▸ **Exercise instructions**
Retype the whole listing verbatim and keep the pictures out of it.

▸ **Records for the task**
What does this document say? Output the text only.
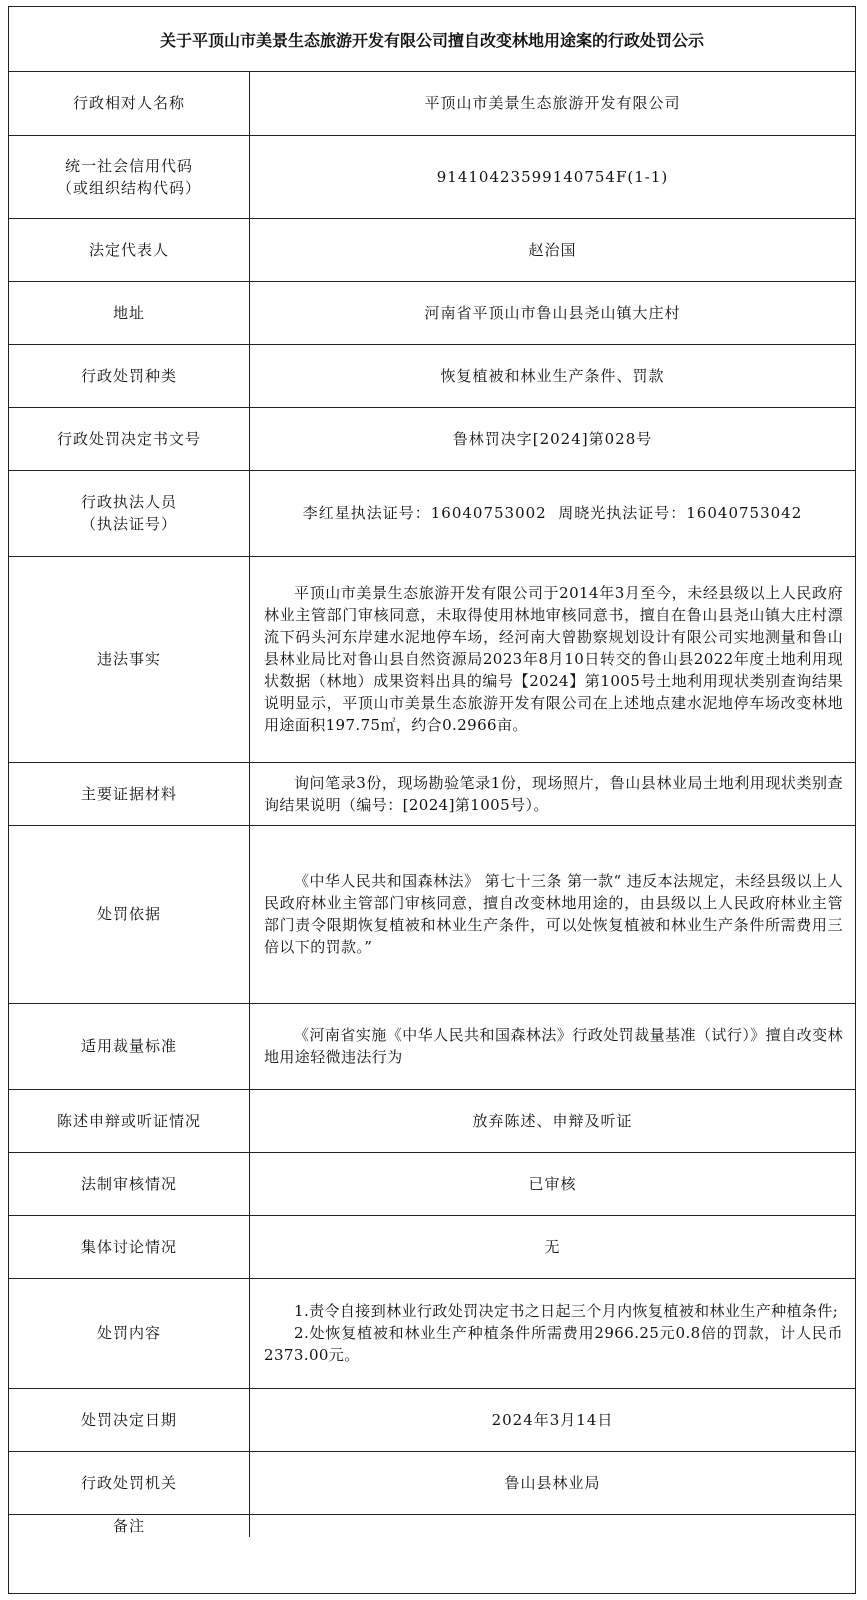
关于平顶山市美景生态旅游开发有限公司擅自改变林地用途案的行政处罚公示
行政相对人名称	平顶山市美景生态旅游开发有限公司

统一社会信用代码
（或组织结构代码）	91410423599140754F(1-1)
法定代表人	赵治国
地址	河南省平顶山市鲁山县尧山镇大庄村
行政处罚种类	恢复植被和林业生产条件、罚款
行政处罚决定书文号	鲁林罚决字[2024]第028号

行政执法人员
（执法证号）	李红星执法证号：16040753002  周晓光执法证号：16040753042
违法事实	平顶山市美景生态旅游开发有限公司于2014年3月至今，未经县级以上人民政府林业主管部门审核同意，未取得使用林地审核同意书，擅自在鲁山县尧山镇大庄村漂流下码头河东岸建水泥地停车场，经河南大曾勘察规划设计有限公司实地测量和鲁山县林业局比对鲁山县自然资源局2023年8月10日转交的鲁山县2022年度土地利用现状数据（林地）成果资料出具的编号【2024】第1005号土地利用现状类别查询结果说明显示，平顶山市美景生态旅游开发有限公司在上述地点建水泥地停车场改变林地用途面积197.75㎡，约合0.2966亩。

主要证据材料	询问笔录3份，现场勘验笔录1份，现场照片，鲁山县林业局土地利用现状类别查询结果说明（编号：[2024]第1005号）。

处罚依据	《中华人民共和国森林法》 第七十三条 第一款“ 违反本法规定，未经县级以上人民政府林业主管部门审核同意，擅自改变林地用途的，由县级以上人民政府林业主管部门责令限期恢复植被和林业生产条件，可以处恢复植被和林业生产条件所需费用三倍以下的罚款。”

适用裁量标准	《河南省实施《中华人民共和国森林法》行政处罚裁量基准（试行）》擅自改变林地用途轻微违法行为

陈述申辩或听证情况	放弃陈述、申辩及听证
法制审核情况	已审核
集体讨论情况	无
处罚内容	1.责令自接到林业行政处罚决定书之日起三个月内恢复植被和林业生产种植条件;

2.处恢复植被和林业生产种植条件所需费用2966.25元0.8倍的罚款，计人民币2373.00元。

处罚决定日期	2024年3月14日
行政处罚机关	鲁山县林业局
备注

▸ **Final result**
What does this document say? Output the text only.
关于平顶山市美景生态旅游开发有限公司擅自改变林地用途案的行政处罚公示
行政相对人名称	平顶山市美景生态旅游开发有限公司

统一社会信用代码
（或组织结构代码）	91410423599140754F(1-1)
法定代表人	赵治国
地址	河南省平顶山市鲁山县尧山镇大庄村
行政处罚种类	恢复植被和林业生产条件、罚款
行政处罚决定书文号	鲁林罚决字[2024]第028号

行政执法人员
（执法证号）	李红星执法证号：16040753002  周晓光执法证号：16040753042
违法事实	平顶山市美景生态旅游开发有限公司于2014年3月至今，未经县级以上人民政府林业主管部门审核同意，未取得使用林地审核同意书，擅自在鲁山县尧山镇大庄村漂流下码头河东岸建水泥地停车场，经河南大曾勘察规划设计有限公司实地测量和鲁山县林业局比对鲁山县自然资源局2023年8月10日转交的鲁山县2022年度土地利用现状数据（林地）成果资料出具的编号【2024】第1005号土地利用现状类别查询结果说明显示，平顶山市美景生态旅游开发有限公司在上述地点建水泥地停车场改变林地用途面积197.75㎡，约合0.2966亩。

主要证据材料	询问笔录3份，现场勘验笔录1份，现场照片，鲁山县林业局土地利用现状类别查询结果说明（编号：[2024]第1005号）。

处罚依据	《中华人民共和国森林法》 第七十三条 第一款“ 违反本法规定，未经县级以上人民政府林业主管部门审核同意，擅自改变林地用途的，由县级以上人民政府林业主管部门责令限期恢复植被和林业生产条件，可以处恢复植被和林业生产条件所需费用三倍以下的罚款。”

适用裁量标准	《河南省实施《中华人民共和国森林法》行政处罚裁量基准（试行）》擅自改变林地用途轻微违法行为

陈述申辩或听证情况	放弃陈述、申辩及听证
法制审核情况	已审核
集体讨论情况	无
处罚内容	1.责令自接到林业行政处罚决定书之日起三个月内恢复植被和林业生产种植条件;

2.处恢复植被和林业生产种植条件所需费用2966.25元0.8倍的罚款，计人民币2373.00元。

处罚决定日期	2024年3月14日
行政处罚机关	鲁山县林业局
备注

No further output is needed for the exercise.